◆ Written request ◆
Find each line with the string "COMMODITY" and copy it.

Data extracted from a collection:
<<<<
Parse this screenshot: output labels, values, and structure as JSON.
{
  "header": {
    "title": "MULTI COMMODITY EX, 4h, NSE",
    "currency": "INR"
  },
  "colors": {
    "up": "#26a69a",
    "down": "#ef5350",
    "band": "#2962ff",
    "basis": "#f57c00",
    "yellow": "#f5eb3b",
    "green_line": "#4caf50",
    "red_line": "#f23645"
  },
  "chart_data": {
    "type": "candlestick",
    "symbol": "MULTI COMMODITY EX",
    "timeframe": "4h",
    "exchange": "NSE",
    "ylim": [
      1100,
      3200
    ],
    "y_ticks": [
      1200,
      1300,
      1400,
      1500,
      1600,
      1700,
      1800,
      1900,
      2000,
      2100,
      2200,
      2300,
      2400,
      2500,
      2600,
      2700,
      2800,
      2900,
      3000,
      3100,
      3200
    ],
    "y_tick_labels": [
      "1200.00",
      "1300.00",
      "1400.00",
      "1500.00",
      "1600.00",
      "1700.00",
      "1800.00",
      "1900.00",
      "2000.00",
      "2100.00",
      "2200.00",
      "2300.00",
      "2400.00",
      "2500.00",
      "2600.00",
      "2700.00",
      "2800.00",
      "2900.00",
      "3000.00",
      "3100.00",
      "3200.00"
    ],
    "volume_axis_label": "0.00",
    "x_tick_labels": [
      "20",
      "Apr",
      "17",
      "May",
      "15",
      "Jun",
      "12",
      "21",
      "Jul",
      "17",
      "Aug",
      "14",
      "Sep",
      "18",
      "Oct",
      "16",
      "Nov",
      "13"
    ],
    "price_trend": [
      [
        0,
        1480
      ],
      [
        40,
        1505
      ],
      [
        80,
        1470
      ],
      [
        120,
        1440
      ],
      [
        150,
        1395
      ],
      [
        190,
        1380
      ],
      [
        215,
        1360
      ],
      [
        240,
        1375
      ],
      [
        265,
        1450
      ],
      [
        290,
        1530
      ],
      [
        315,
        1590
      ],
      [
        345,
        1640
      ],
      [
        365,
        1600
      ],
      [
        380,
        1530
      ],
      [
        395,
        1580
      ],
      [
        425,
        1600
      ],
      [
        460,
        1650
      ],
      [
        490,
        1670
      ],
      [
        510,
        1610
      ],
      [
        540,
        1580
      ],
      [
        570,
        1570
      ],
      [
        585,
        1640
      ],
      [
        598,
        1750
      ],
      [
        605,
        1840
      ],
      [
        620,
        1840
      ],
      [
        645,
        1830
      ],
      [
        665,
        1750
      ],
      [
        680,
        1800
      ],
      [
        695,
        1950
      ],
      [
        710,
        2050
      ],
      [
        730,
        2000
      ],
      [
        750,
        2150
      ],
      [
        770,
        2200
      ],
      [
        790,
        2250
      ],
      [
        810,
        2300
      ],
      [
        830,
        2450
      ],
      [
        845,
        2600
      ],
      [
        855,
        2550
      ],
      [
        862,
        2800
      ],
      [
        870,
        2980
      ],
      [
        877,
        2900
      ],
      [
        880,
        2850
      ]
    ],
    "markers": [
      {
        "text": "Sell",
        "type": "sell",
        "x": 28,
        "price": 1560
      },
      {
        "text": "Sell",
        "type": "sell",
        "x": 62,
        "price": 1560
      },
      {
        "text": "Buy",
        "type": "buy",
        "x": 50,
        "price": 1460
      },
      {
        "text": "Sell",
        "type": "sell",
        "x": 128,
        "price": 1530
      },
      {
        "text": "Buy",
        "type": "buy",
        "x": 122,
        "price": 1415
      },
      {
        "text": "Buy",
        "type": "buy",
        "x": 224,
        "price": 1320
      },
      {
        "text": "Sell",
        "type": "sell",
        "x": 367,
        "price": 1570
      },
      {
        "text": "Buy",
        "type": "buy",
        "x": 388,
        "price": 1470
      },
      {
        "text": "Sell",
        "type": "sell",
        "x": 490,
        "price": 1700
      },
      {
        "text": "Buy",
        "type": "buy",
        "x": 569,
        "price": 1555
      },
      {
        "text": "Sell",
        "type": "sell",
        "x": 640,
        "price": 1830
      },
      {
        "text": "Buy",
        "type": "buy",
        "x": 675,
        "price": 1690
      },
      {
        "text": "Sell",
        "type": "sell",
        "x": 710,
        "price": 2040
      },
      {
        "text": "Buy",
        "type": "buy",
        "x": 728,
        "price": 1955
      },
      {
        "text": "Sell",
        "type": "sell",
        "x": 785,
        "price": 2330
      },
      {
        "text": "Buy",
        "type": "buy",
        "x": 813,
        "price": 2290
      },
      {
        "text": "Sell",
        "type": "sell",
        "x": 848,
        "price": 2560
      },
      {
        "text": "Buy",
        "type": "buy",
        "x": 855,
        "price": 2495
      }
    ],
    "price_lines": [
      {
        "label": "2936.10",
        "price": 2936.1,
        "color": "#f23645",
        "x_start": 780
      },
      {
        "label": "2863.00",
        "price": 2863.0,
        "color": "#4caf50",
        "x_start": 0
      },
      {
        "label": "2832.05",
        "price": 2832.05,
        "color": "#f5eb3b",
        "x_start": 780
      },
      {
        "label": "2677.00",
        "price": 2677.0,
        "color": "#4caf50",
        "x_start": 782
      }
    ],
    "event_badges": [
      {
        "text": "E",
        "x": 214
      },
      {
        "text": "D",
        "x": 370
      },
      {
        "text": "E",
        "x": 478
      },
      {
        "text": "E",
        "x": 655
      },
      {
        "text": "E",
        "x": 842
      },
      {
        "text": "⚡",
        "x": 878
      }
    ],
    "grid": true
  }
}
>>>>
◆ Solved exercise ◆
    "title": "MULTI COMMODITY EX, 4h, NSE",
    "symbol": "MULTI COMMODITY EX",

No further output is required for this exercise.